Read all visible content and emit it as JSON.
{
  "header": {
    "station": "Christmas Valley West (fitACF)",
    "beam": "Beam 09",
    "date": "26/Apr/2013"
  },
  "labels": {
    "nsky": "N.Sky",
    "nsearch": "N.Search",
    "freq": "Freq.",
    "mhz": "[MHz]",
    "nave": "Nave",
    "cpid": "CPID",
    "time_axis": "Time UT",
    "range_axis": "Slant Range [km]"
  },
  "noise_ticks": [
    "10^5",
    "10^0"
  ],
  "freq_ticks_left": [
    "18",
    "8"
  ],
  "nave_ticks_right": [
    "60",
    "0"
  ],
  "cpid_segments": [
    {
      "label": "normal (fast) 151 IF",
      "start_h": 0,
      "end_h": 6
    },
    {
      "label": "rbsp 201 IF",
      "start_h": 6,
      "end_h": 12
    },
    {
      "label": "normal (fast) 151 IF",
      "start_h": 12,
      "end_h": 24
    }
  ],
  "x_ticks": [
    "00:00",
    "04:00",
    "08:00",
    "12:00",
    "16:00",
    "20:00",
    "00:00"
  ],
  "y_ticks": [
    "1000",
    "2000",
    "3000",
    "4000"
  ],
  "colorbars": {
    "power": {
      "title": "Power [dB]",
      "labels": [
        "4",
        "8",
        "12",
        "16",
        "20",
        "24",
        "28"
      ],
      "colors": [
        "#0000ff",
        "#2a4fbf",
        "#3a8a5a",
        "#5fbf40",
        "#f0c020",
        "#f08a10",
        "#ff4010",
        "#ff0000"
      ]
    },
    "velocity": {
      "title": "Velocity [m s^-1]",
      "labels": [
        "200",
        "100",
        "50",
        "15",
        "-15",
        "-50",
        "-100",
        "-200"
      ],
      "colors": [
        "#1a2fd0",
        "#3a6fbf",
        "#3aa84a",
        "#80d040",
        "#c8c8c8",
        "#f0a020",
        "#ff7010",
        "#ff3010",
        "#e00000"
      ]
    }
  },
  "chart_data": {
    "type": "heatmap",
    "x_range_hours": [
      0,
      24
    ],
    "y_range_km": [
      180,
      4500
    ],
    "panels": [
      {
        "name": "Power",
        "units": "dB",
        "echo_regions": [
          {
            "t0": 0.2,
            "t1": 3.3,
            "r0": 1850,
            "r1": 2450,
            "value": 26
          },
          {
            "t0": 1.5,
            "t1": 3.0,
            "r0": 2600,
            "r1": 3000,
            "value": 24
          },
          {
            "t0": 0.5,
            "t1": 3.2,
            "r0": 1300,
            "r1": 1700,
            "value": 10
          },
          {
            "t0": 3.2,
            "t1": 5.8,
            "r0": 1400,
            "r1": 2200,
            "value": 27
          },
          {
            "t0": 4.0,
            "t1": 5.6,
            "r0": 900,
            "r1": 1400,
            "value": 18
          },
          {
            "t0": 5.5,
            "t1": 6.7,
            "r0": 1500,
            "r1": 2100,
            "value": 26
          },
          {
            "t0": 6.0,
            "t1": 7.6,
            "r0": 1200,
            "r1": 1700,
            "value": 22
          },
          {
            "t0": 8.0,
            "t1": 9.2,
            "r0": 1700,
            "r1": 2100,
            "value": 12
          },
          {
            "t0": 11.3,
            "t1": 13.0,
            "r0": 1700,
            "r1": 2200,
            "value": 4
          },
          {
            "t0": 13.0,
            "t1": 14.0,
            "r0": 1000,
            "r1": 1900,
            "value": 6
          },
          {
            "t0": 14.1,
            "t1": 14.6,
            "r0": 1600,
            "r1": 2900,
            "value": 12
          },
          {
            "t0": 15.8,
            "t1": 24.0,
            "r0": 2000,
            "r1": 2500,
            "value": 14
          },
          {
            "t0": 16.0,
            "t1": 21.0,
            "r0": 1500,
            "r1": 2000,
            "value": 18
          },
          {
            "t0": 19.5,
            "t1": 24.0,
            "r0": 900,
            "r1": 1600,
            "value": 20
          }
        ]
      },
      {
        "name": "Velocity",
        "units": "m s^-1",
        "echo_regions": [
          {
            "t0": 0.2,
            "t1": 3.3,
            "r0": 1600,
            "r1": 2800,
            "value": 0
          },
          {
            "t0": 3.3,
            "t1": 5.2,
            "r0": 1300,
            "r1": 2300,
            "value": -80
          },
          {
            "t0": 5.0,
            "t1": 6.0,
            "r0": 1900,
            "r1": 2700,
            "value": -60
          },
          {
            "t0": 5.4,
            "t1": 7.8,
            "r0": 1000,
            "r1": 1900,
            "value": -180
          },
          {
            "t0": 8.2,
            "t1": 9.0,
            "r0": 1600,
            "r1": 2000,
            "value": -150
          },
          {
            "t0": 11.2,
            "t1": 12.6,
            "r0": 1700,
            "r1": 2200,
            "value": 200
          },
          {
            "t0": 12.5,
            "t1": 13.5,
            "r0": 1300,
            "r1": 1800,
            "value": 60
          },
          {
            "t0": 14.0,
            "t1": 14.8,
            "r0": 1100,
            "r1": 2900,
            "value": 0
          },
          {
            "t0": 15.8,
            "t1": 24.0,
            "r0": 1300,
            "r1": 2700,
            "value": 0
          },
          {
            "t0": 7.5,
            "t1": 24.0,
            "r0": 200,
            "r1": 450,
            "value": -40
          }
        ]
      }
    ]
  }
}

==================================================

Please give back all of the records exactly as written.

[Exercise result]
Read all visible content and emit it as JSON.
{
  "header": {
    "station": "Christmas Valley West (fitACF)",
    "beam": "Beam 09",
    "date": "26/Apr/2013"
  },
  "labels": {
    "nsky": "N.Sky",
    "nsearch": "N.Search",
    "freq": "Freq.",
    "mhz": "[MHz]",
    "nave": "Nave",
    "cpid": "CPID",
    "time_axis": "Time UT",
    "range_axis": "Slant Range [km]"
  },
  "noise_ticks": [
    "10^5",
    "10^0"
  ],
  "freq_ticks_left": [
    "18",
    "8"
  ],
  "nave_ticks_right": [
    "60",
    "0"
  ],
  "cpid_segments": [
    {
      "label": "normal (fast) 151 IF",
      "start_h": 0,
      "end_h": 6
    },
    {
      "label": "rbsp 201 IF",
      "start_h": 6,
      "end_h": 12
    },
    {
      "label": "normal (fast) 151 IF",
      "start_h": 12,
      "end_h": 24
    }
  ],
  "x_ticks": [
    "00:00",
    "04:00",
    "08:00",
    "12:00",
    "16:00",
    "20:00",
    "00:00"
  ],
  "y_ticks": [
    "1000",
    "2000",
    "3000",
    "4000"
  ],
  "colorbars": {
    "power": {
      "title": "Power [dB]",
      "labels": [
        "4",
        "8",
        "12",
        "16",
        "20",
        "24",
        "28"
      ],
      "colors": [
        "#0000ff",
        "#2a4fbf",
        "#3a8a5a",
        "#5fbf40",
        "#f0c020",
        "#f08a10",
        "#ff4010",
        "#ff0000"
      ]
    },
    "velocity": {
      "title": "Velocity [m s^-1]",
      "labels": [
        "200",
        "100",
        "50",
        "15",
        "-15",
        "-50",
        "-100",
        "-200"
      ],
      "colors": [
        "#1a2fd0",
        "#3a6fbf",
        "#3aa84a",
        "#80d040",
        "#c8c8c8",
        "#f0a020",
        "#ff7010",
        "#ff3010",
        "#e00000"
      ]
    }
  },
  "chart_data": {
    "type": "heatmap",
    "x_range_hours": [
      0,
      24
    ],
    "y_range_km": [
      180,
      4500
    ],
    "panels": [
      {
        "name": "Power",
        "units": "dB",
        "echo_regions": [
          {
            "t0": 0.2,
            "t1": 3.3,
            "r0": 1850,
            "r1": 2450,
            "value": 26
          },
          {
            "t0": 1.5,
            "t1": 3.0,
            "r0": 2600,
            "r1": 3000,
            "value": 24
          },
          {
            "t0": 0.5,
            "t1": 3.2,
            "r0": 1300,
            "r1": 1700,
            "value": 10
          },
          {
            "t0": 3.2,
            "t1": 5.8,
            "r0": 1400,
            "r1": 2200,
            "value": 27
          },
          {
            "t0": 4.0,
            "t1": 5.6,
            "r0": 900,
            "r1": 1400,
            "value": 18
          },
          {
            "t0": 5.5,
            "t1": 6.7,
            "r0": 1500,
            "r1": 2100,
            "value": 26
          },
          {
            "t0": 6.0,
            "t1": 7.6,
            "r0": 1200,
            "r1": 1700,
            "value": 22
          },
          {
            "t0": 8.0,
            "t1": 9.2,
            "r0": 1700,
            "r1": 2100,
            "value": 12
          },
          {
            "t0": 11.3,
            "t1": 13.0,
            "r0": 1700,
            "r1": 2200,
            "value": 4
          },
          {
            "t0": 13.0,
            "t1": 14.0,
            "r0": 1000,
            "r1": 1900,
            "value": 6
          },
          {
            "t0": 14.1,
            "t1": 14.6,
            "r0": 1600,
            "r1": 2900,
            "value": 12
          },
          {
            "t0": 15.8,
            "t1": 24.0,
            "r0": 2000,
            "r1": 2500,
            "value": 14
          },
          {
            "t0": 16.0,
            "t1": 21.0,
            "r0": 1500,
            "r1": 2000,
            "value": 18
          },
          {
            "t0": 19.5,
            "t1": 24.0,
            "r0": 900,
            "r1": 1600,
            "value": 20
          }
        ]
      },
      {
        "name": "Velocity",
        "units": "m s^-1",
        "echo_regions": [
          {
            "t0": 0.2,
            "t1": 3.3,
            "r0": 1600,
            "r1": 2800,
            "value": 0
          },
          {
            "t0": 3.3,
            "t1": 5.2,
            "r0": 1300,
            "r1": 2300,
            "value": -80
          },
          {
            "t0": 5.0,
            "t1": 6.0,
            "r0": 1900,
            "r1": 2700,
            "value": -60
          },
          {
            "t0": 5.4,
            "t1": 7.8,
            "r0": 1000,
            "r1": 1900,
            "value": -180
          },
          {
            "t0": 8.2,
            "t1": 9.0,
            "r0": 1600,
            "r1": 2000,
            "value": -150
          },
          {
            "t0": 11.2,
            "t1": 12.6,
            "r0": 1700,
            "r1": 2200,
            "value": 200
          },
          {
            "t0": 12.5,
            "t1": 13.5,
            "r0": 1300,
            "r1": 1800,
            "value": 60
          },
          {
            "t0": 14.0,
            "t1": 14.8,
            "r0": 1100,
            "r1": 2900,
            "value": 0
          },
          {
            "t0": 15.8,
            "t1": 24.0,
            "r0": 1300,
            "r1": 2700,
            "value": 0
          },
          {
            "t0": 7.5,
            "t1": 24.0,
            "r0": 200,
            "r1": 450,
            "value": -40
          }
        ]
      }
    ]
  }
}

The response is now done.